REQUIRED TASK.
State how many lines of the data contain the word "doccia", and write nothing besides the number.

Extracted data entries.
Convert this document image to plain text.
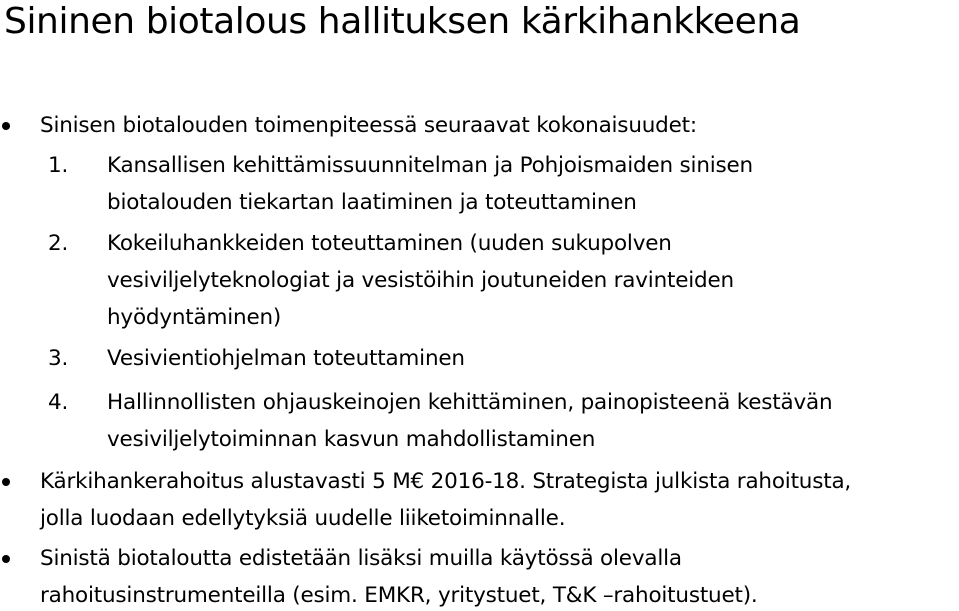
Sininen biotalous hallituksen kärkihankkeena
Sinisen biotalouden toimenpiteessä seuraavat kokonaisuudet:
1. Kansallisen kehittämissuunnitelman ja Pohjoismaiden sinisen
biotalouden tiekartan laatiminen ja toteuttaminen
2. Kokeiluhankkeiden toteuttaminen (uuden sukupolven
vesiviljelyteknologiat ja vesistöihin joutuneiden ravinteiden
hyödyntäminen)
3. Vesivientiohjelman toteuttaminen
4. Hallinnollisten ohjauskeinojen kehittäminen, painopisteenä kestävän
vesiviljelytoiminnan kasvun mahdollistaminen
Kärkihankerahoitus alustavasti 5 M€ 2016-18. Strategista julkista rahoitusta,
jolla luodaan edellytyksiä uudelle liiketoiminnalle.
Sinistä biotaloutta edistetään lisäksi muilla käytössä olevalla
rahoitusinstrumenteilla (esim. EMKR, yritystuet, T&K –rahoitustuet).
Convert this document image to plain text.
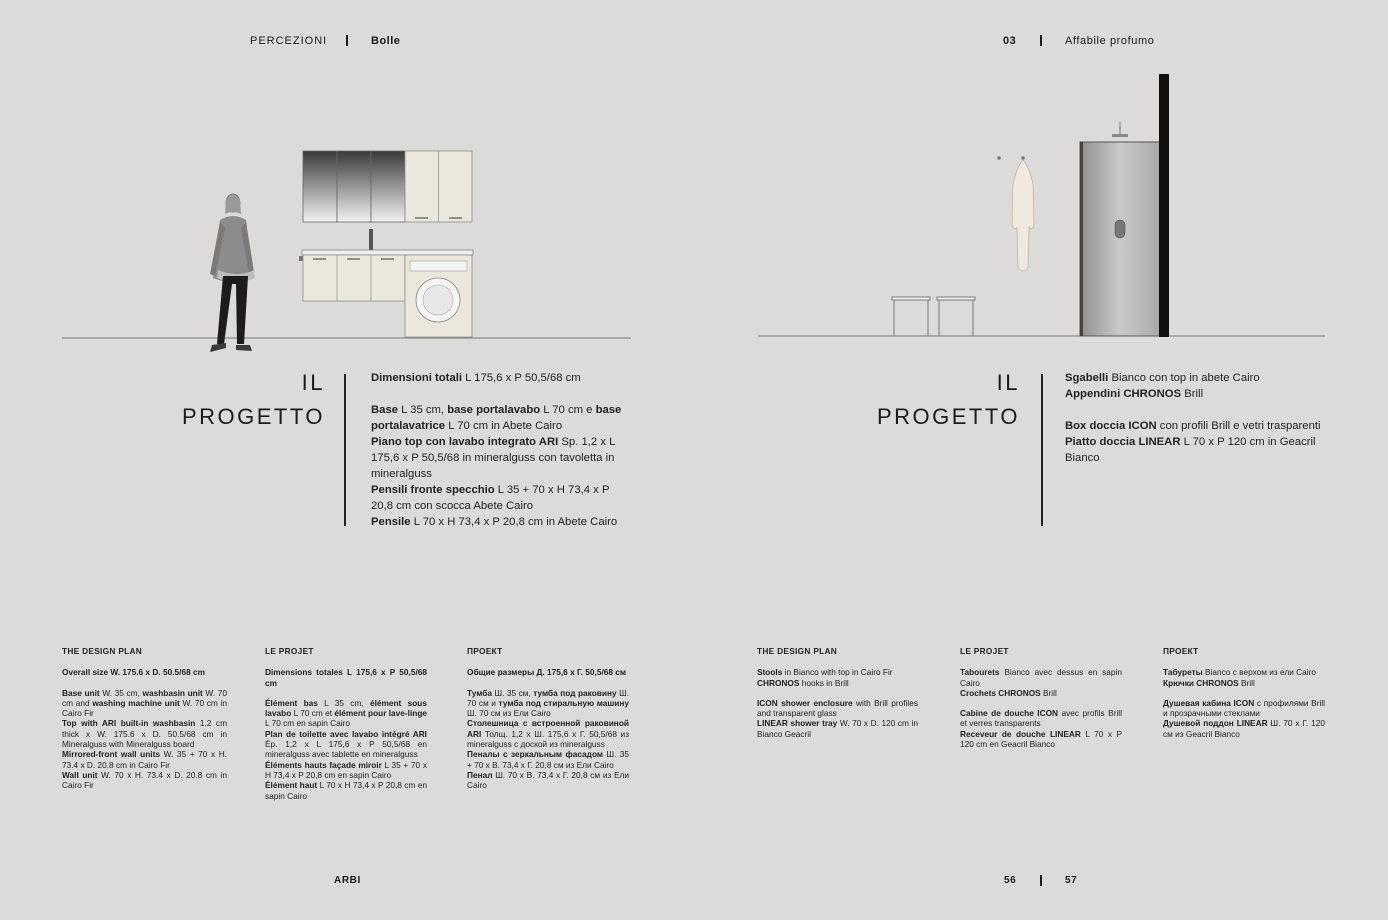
PERCEZIONI	Bolle	03	Affabile profumo
IL
PROGETTO

Dimensioni totali L 175,6 x P 50,5/68 cm

Base L 35 cm, base portalavabo L 70 cm e base portalavatrice L 70 cm in Abete Cairo

Piano top con lavabo integrato ARI Sp. 1,2 x L 175,6 x P 50,5/68 in mineralguss con tavoletta in mineralguss

Pensili fronte specchio L 35 + 70 x H 73,4 x P 20,8 cm con scocca Abete Cairo

Pensile L 70 x H 73,4 x P 20,8 cm in Abete Cairo

IL
PROGETTO

Sgabelli Bianco con top in abete Cairo

Appendini CHRONOS Brill

Box doccia ICON con profili Brill e vetri trasparenti

Piatto doccia LINEAR L 70 x P 120 cm in Geacril Bianco

THE DESIGN PLAN

Overall size W. 175.6 x D. 50.5/68 cm

Base unit W. 35 cm, washbasin unit W. 70 cm and washing machine unit W. 70 cm in Cairo Fir

Top with ARI built-in washbasin 1.2 cm thick x W. 175.6 x D. 50.5/68 cm in Mineralguss with Mineralguss board

Mirrored-front wall units W. 35 + 70 x H. 73.4 x D. 20.8 cm in Cairo Fir

Wall unit W. 70 x H. 73.4 x D. 20.8 cm in Cairo Fir

LE PROJET

Dimensions totales L 175,6 x P 50,5/68 cm

Élément bas L 35 cm, élément sous lavabo L 70 cm et élément pour lave-linge L 70 cm en sapin Cairo

Plan de toilette avec lavabo intégré ARI Ép. 1,2 x L 175,6 x P 50,5/68 en mineralguss avec tablette en mineralguss

Éléments hauts façade miroir L 35 + 70 x H 73,4 x P 20,8 cm en sapin Cairo

Élément haut L 70 x H 73,4 x P 20,8 cm en sapin Cairo

ПРОЕКТ

Общие размеры Д. 175,6 x Г. 50,5/68 см

Тумба Ш. 35 см, тумба под раковину Ш. 70 см и тумба под стиральную машину Ш. 70 см из Ели Cairo

Столешница с встроенной раковиной ARI Толщ. 1,2 x Ш. 175,6 x Г. 50,5/68 из mineralguss с доской из mineralguss

Пеналы с зеркальным фасадом Ш. 35 + 70 x В. 73,4 x Г. 20,8 см из Ели Cairo

Пенал Ш. 70 x В. 73,4 x Г. 20,8 см из Ели Cairo

THE DESIGN PLAN

Stools in Bianco with top in Cairo Fir

CHRONOS hooks in Brill

ICON shower enclosure with Brill profiles and transparent glass

LINEAR shower tray W. 70 x D. 120 cm in Bianco Geacril

LE PROJET

Tabourets Bianco avec dessus en sapin Cairo

Crochets CHRONOS Brill

Cabine de douche ICON avec profils Brill et verres transparents

Receveur de douche LINEAR L 70 x P 120 cm en Geacril Bianco

ПРОЕКТ

Табуреты Bianco с верхом из ели Cairo

Крючки CHRONOS Brill

Душевая кабина ICON с профилями Brill и прозрачными стеклами

Душевой поддон LINEAR Ш. 70 x Г. 120 см из Geacril Bianco

ARBI	56	57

RESULT FOR THIS EXERCISE.
2